## PROMPT
In your copy, leave out the pictures and repeat the entries below exactly.

## EXCERPTED DATA
§

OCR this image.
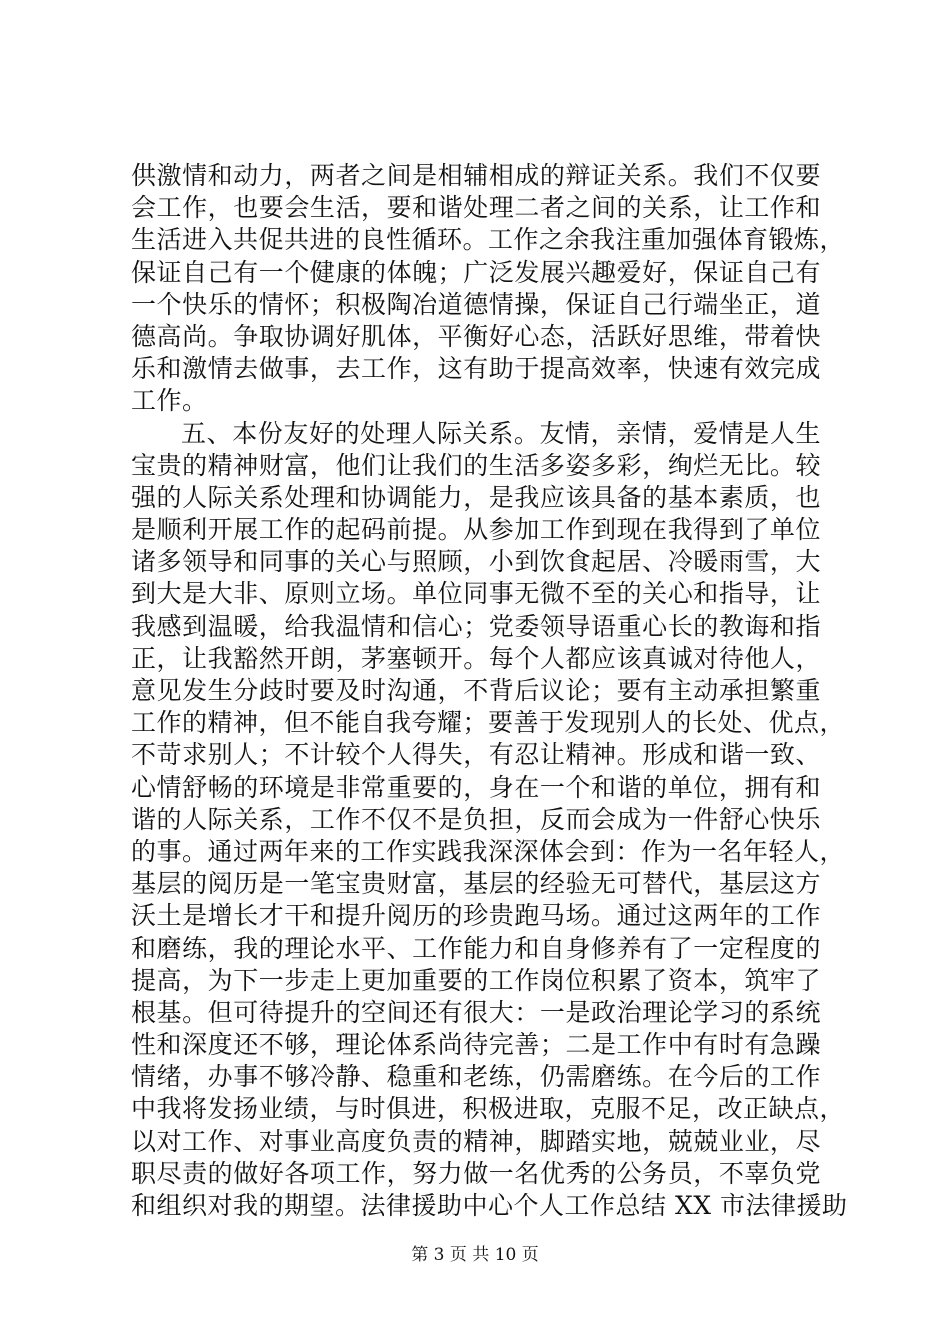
供激情和动力，两者之间是相辅相成的辩证关系。我们不仅要
会工作，也要会生活，要和谐处理二者之间的关系，让工作和
生活进入共促共进的良性循环。工作之余我注重加强体育锻炼，
保证自己有一个健康的体魄；广泛发展兴趣爱好，保证自己有
一个快乐的情怀；积极陶冶道德情操，保证自己行端坐正，道
德高尚。争取协调好肌体，平衡好心态，活跃好思维，带着快
乐和激情去做事，去工作，这有助于提高效率，快速有效完成
工作。
五、本份友好的处理人际关系。友情，亲情，爱情是人生
宝贵的精神财富，他们让我们的生活多姿多彩，绚烂无比。较
强的人际关系处理和协调能力，是我应该具备的基本素质，也
是顺利开展工作的起码前提。从参加工作到现在我得到了单位
诸多领导和同事的关心与照顾，小到饮食起居、冷暖雨雪，大
到大是大非、原则立场。单位同事无微不至的关心和指导，让
我感到温暖，给我温情和信心；党委领导语重心长的教诲和指
正，让我豁然开朗，茅塞顿开。每个人都应该真诚对待他人，
意见发生分歧时要及时沟通，不背后议论；要有主动承担繁重
工作的精神，但不能自我夸耀；要善于发现别人的长处、优点，
不苛求别人；不计较个人得失，有忍让精神。形成和谐一致、
心情舒畅的环境是非常重要的，身在一个和谐的单位，拥有和
谐的人际关系，工作不仅不是负担，反而会成为一件舒心快乐
的事。通过两年来的工作实践我深深体会到：作为一名年轻人，
基层的阅历是一笔宝贵财富，基层的经验无可替代，基层这方
沃土是增长才干和提升阅历的珍贵跑马场。通过这两年的工作
和磨练，我的理论水平、工作能力和自身修养有了一定程度的
提高，为下一步走上更加重要的工作岗位积累了资本，筑牢了
根基。但可待提升的空间还有很大：一是政治理论学习的系统
性和深度还不够，理论体系尚待完善；二是工作中有时有急躁
情绪，办事不够冷静、稳重和老练，仍需磨练。在今后的工作
中我将发扬业绩，与时俱进，积极进取，克服不足，改正缺点，
以对工作、对事业高度负责的精神，脚踏实地，兢兢业业，尽
职尽责的做好各项工作，努力做一名优秀的公务员，不辜负党
和组织对我的期望。法律援助中心个人工作总结 XX 市法律援助
第 3 页 共 10 页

§

## FINAL RESULT
OCR this image.
供激情和动力，两者之间是相辅相成的辩证关系。我们不仅要
会工作，也要会生活，要和谐处理二者之间的关系，让工作和
生活进入共促共进的良性循环。工作之余我注重加强体育锻炼，
保证自己有一个健康的体魄；广泛发展兴趣爱好，保证自己有
一个快乐的情怀；积极陶冶道德情操，保证自己行端坐正，道
德高尚。争取协调好肌体，平衡好心态，活跃好思维，带着快
乐和激情去做事，去工作，这有助于提高效率，快速有效完成
工作。
五、本份友好的处理人际关系。友情，亲情，爱情是人生
宝贵的精神财富，他们让我们的生活多姿多彩，绚烂无比。较
强的人际关系处理和协调能力，是我应该具备的基本素质，也
是顺利开展工作的起码前提。从参加工作到现在我得到了单位
诸多领导和同事的关心与照顾，小到饮食起居、冷暖雨雪，大
到大是大非、原则立场。单位同事无微不至的关心和指导，让
我感到温暖，给我温情和信心；党委领导语重心长的教诲和指
正，让我豁然开朗，茅塞顿开。每个人都应该真诚对待他人，
意见发生分歧时要及时沟通，不背后议论；要有主动承担繁重
工作的精神，但不能自我夸耀；要善于发现别人的长处、优点，
不苛求别人；不计较个人得失，有忍让精神。形成和谐一致、
心情舒畅的环境是非常重要的，身在一个和谐的单位，拥有和
谐的人际关系，工作不仅不是负担，反而会成为一件舒心快乐
的事。通过两年来的工作实践我深深体会到：作为一名年轻人，
基层的阅历是一笔宝贵财富，基层的经验无可替代，基层这方
沃土是增长才干和提升阅历的珍贵跑马场。通过这两年的工作
和磨练，我的理论水平、工作能力和自身修养有了一定程度的
提高，为下一步走上更加重要的工作岗位积累了资本，筑牢了
根基。但可待提升的空间还有很大：一是政治理论学习的系统
性和深度还不够，理论体系尚待完善；二是工作中有时有急躁
情绪，办事不够冷静、稳重和老练，仍需磨练。在今后的工作
中我将发扬业绩，与时俱进，积极进取，克服不足，改正缺点，
以对工作、对事业高度负责的精神，脚踏实地，兢兢业业，尽
职尽责的做好各项工作，努力做一名优秀的公务员，不辜负党
和组织对我的期望。法律援助中心个人工作总结 XX 市法律援助
第 3 页 共 10 页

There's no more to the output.